----- EXERCISE DATA

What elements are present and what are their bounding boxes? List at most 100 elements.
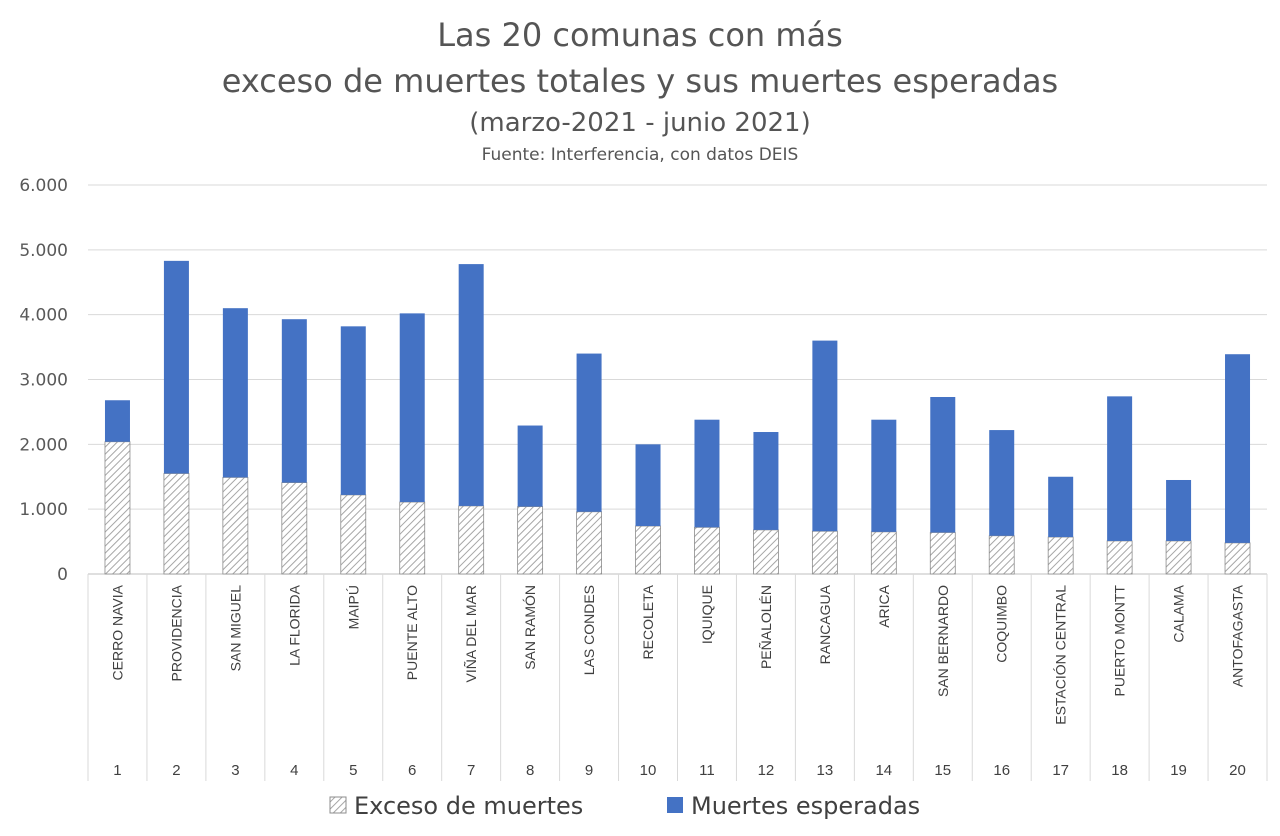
bar-exceso [1224,542,1251,575]
bar-exceso [222,476,249,575]
rank-label: 14 [875,762,892,779]
rank-label: 4 [290,762,298,779]
category-label: ESTACIÓN CENTRAL [1053,585,1069,725]
bar-esperadas [871,419,897,532]
category-label: VIÑA DEL MAR [463,585,479,683]
legend-swatch-exceso [329,796,347,814]
category-label: PUERTO MONTT [1112,585,1128,697]
bar-esperadas [635,444,661,527]
bar-esperadas [753,432,779,530]
bar-esperadas [340,326,366,495]
bar-exceso [635,525,661,575]
y-tick-label: 5.000 [19,241,68,261]
bar-esperadas [517,425,543,507]
chart-title: Las 20 comunas con más [437,16,843,54]
bar-exceso [694,526,720,575]
bar-exceso [576,511,602,575]
chart-title-line2: exceso de muertes totales y sus muertes … [222,62,1058,100]
bar-exceso [104,441,131,575]
chart-subtitle: (marzo-2021 - junio 2021) [469,108,810,138]
rank-label: 2 [172,762,180,779]
bar-exceso [281,482,308,575]
rank-label: 11 [699,762,715,779]
bar-exceso [811,530,838,575]
category-label: PUENTE ALTO [404,585,420,680]
y-tick-label: 0 [57,565,68,585]
rank-label: 12 [758,762,775,779]
category-label: SAN RAMÓN [522,585,538,670]
rank-label: 18 [1111,762,1128,779]
bar-exceso [988,535,1015,575]
rank-label: 3 [231,762,239,779]
legend-label-esperadas: Muertes esperadas [691,792,920,820]
rank-label: 1 [113,762,121,779]
category-label: CERRO NAVIA [109,584,125,680]
bar-esperadas [694,419,720,528]
rank-label: 8 [526,762,534,779]
bar-esperadas [576,353,602,512]
bar-exceso [1047,536,1074,575]
bar-esperadas [163,260,189,474]
category-label: IQUIQUE [699,585,715,644]
bar-esperadas [930,397,956,533]
bar-exceso [163,473,190,575]
y-axis-ticks: 0 1.000 2.000 3.000 4.000 5.000 6.000 [19,176,68,585]
rank-label: 6 [408,762,416,779]
bar-exceso [1165,540,1192,575]
category-label: RECOLETA [640,584,656,659]
bar-exceso [753,529,779,575]
rank-label: 9 [585,762,593,779]
bar-esperadas [222,308,248,478]
rank-label: 19 [1170,762,1187,779]
category-label: MAIPÚ [345,585,361,629]
category-label: LAS CONDES [581,585,597,675]
bar-esperadas [1107,396,1133,541]
bar-exceso [340,494,367,575]
category-label: PROVIDENCIA [168,584,184,681]
bars [104,260,1251,575]
bar-exceso [399,501,426,575]
rank-label: 15 [934,762,951,779]
rank-label: 13 [817,762,834,779]
y-tick-label: 3.000 [19,371,68,391]
bar-esperadas [458,264,484,506]
category-labels: CERRO NAVIA 1 PROVIDENCIA 2 SAN MIGUEL 3 LA FL… [87,574,1268,781]
bar-esperadas [812,340,838,532]
category-label: SAN MIGUEL [227,585,243,672]
rank-label: 5 [349,762,357,779]
bar-esperadas [104,400,130,442]
category-label: PEÑALOLÉN [758,585,774,669]
bar-esperadas [1048,476,1074,538]
rank-label: 10 [640,762,657,779]
bar-esperadas [399,313,425,503]
rank-label: 16 [993,762,1010,779]
y-tick-label: 2.000 [19,435,68,455]
legend-swatch-esperadas [667,797,683,813]
category-label: RANCAGUA [817,584,833,664]
category-label: CALAMA [1171,584,1187,642]
bar-esperadas [1166,479,1192,541]
category-label: COQUIMBO [994,585,1010,663]
category-label: ANTOFAGASTA [1230,584,1246,687]
bar-esperadas [989,430,1015,536]
category-label: SAN BERNARDO [935,585,951,697]
y-tick-label: 4.000 [19,306,68,326]
bar-exceso [929,532,956,575]
rank-label: 7 [467,762,475,779]
legend: Exceso de muertes Muertes esperadas [329,792,920,820]
y-tick-label: 6.000 [19,176,68,196]
rank-label: 17 [1052,762,1069,779]
bar-exceso [517,506,544,575]
category-label: ARICA [876,584,892,627]
bar-exceso [458,505,485,575]
bar-esperadas [281,319,307,483]
bar-exceso [1106,540,1133,575]
rank-label: 20 [1229,762,1246,779]
y-tick-label: 1.000 [19,500,68,520]
bar-esperadas [1225,354,1251,543]
gridlines [88,184,1267,575]
legend-label-exceso: Exceso de muertes [354,792,583,820]
chart-source: Fuente: Interferencia, con datos DEIS [482,145,799,165]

----------

#### [SET EXERCISE]
Please lay out every line of the records above as a JSON list of strings, one string per line, with blank lines dropped and the pictures left out.

#### [EXERCISE RESPONSE]
[
  "What elements are present and what are their bounding boxes? List at most 100 elements.",
  "bar-exceso [1224,542,1251,575]",
  "bar-exceso [222,476,249,575]",
  "rank-label: 14 [875,762,892,779]",
  "rank-label: 4 [290,762,298,779]",
  "category-label: ESTACIÓN CENTRAL [1053,585,1069,725]",
  "bar-esperadas [871,419,897,532]",
  "category-label: VIÑA DEL MAR [463,585,479,683]",
  "legend-swatch-exceso [329,796,347,814]",
  "category-label: PUERTO MONTT [1112,585,1128,697]",
  "bar-esperadas [635,444,661,527]",
  "bar-esperadas [753,432,779,530]",
  "bar-esperadas [340,326,366,495]",
  "bar-exceso [635,525,661,575]",
  "y-tick-label: 5.000 [19,241,68,261]",
  "bar-esperadas [517,425,543,507]",
  "chart-title: Las 20 comunas con más [437,16,843,54]",
  "bar-exceso [694,526,720,575]",
  "bar-exceso [576,511,602,575]",
  "chart-title-line2: exceso de muertes totales y sus muertes … [222,62,1058,100]",
  "bar-exceso [104,441,131,575]",
  "chart-subtitle: (marzo-2021 - junio 2021) [469,108,810,138]",
  "rank-label: 2 [172,762,180,779]",
  "bar-exceso [281,482,308,575]",
  "rank-label: 11 [699,762,715,779]",
  "bar-exceso [811,530,838,575]",
  "category-label: PUENTE ALTO [404,585,420,680]",
  "y-tick-label: 0 [57,565,68,585]",
  "rank-label: 12 [758,762,775,779]",
  "category-label: SAN RAMÓN [522,585,538,670]",
  "rank-label: 18 [1111,762,1128,779]",
  "bar-exceso [988,535,1015,575]",
  "rank-label: 3 [231,762,239,779]",
  "legend-label-esperadas: Muertes esperadas [691,792,920,820]",
  "rank-label: 1 [113,762,121,779]",
  "category-label: CERRO NAVIA [109,584,125,680]",
  "bar-esperadas [694,419,720,528]",
  "rank-label: 8 [526,762,534,779]",
  "bar-esperadas [576,353,602,512]",
  "bar-exceso [1047,536,1074,575]",
  "bar-esperadas [163,260,189,474]",
  "category-label: IQUIQUE [699,585,715,644]",
  "bar-esperadas [930,397,956,533]",
  "bar-exceso [163,473,190,575]",
  "y-axis-ticks: 0 1.000 2.000 3.000 4.000 5.000 6.000 [19,176,68,585]",
  "rank-label: 6 [408,762,416,779]",
  "bar-exceso [1165,540,1192,575]",
  "category-label: RECOLETA [640,584,656,659]",
  "bar-exceso [753,529,779,575]",
  "rank-label: 9 [585,762,593,779]",
  "bar-esperadas [222,308,248,478]",
  "rank-label: 19 [1170,762,1187,779]",
  "category-label: MAIPÚ [345,585,361,629]",
  "category-label: LAS CONDES [581,585,597,675]",
  "bar-esperadas [1107,396,1133,541]",
  "bar-exceso [340,494,367,575]",
  "category-label: PROVIDENCIA [168,584,184,681]",
  "bars [104,260,1251,575]",
  "bar-exceso [399,501,426,575]",
  "rank-label: 15 [934,762,951,779]",
  "rank-label: 13 [817,762,834,779]",
  "y-tick-label: 3.000 [19,371,68,391]",
  "bar-esperadas [458,264,484,506]",
  "category-labels: CERRO NAVIA 1 PROVIDENCIA 2 SAN MIGUEL 3 LA FL… [87,574,1268,781]",
  "bar-esperadas [812,340,838,532]",
  "category-label: SAN MIGUEL [227,585,243,672]",
  "rank-label: 5 [349,762,357,779]",
  "bar-esperadas [104,400,130,442]",
  "category-label: PEÑALOLÉN [758,585,774,669]",
  "bar-esperadas [1048,476,1074,538]",
  "rank-label: 10 [640,762,657,779]",
  "bar-esperadas [399,313,425,503]",
  "rank-label: 16 [993,762,1010,779]",
  "y-tick-label: 2.000 [19,435,68,455]",
  "legend-swatch-esperadas [667,797,683,813]",
  "category-label: RANCAGUA [817,584,833,664]",
  "category-label: CALAMA [1171,584,1187,642]",
  "bar-esperadas [1166,479,1192,541]",
  "category-label: COQUIMBO [994,585,1010,663]",
  "category-label: ANTOFAGASTA [1230,584,1246,687]",
  "bar-esperadas [989,430,1015,536]",
  "category-label: SAN BERNARDO [935,585,951,697]",
  "y-tick-label: 4.000 [19,306,68,326]",
  "bar-exceso [929,532,956,575]",
  "rank-label: 7 [467,762,475,779]",
  "legend: Exceso de muertes Muertes esperadas [329,792,920,820]",
  "y-tick-label: 6.000 [19,176,68,196]",
  "rank-label: 17 [1052,762,1069,779]",
  "bar-exceso [517,506,544,575]",
  "category-label: ARICA [876,584,892,627]",
  "bar-exceso [458,505,485,575]",
  "bar-esperadas [281,319,307,483]",
  "bar-exceso [1106,540,1133,575]",
  "rank-label: 20 [1229,762,1246,779]",
  "y-tick-label: 1.000 [19,500,68,520]",
  "bar-esperadas [1225,354,1251,543]",
  "gridlines [88,184,1267,575]",
  "legend-label-exceso: Exceso de muertes [354,792,583,820]",
  "chart-source: Fuente: Interferencia, con datos DEIS [482,145,799,165]"
]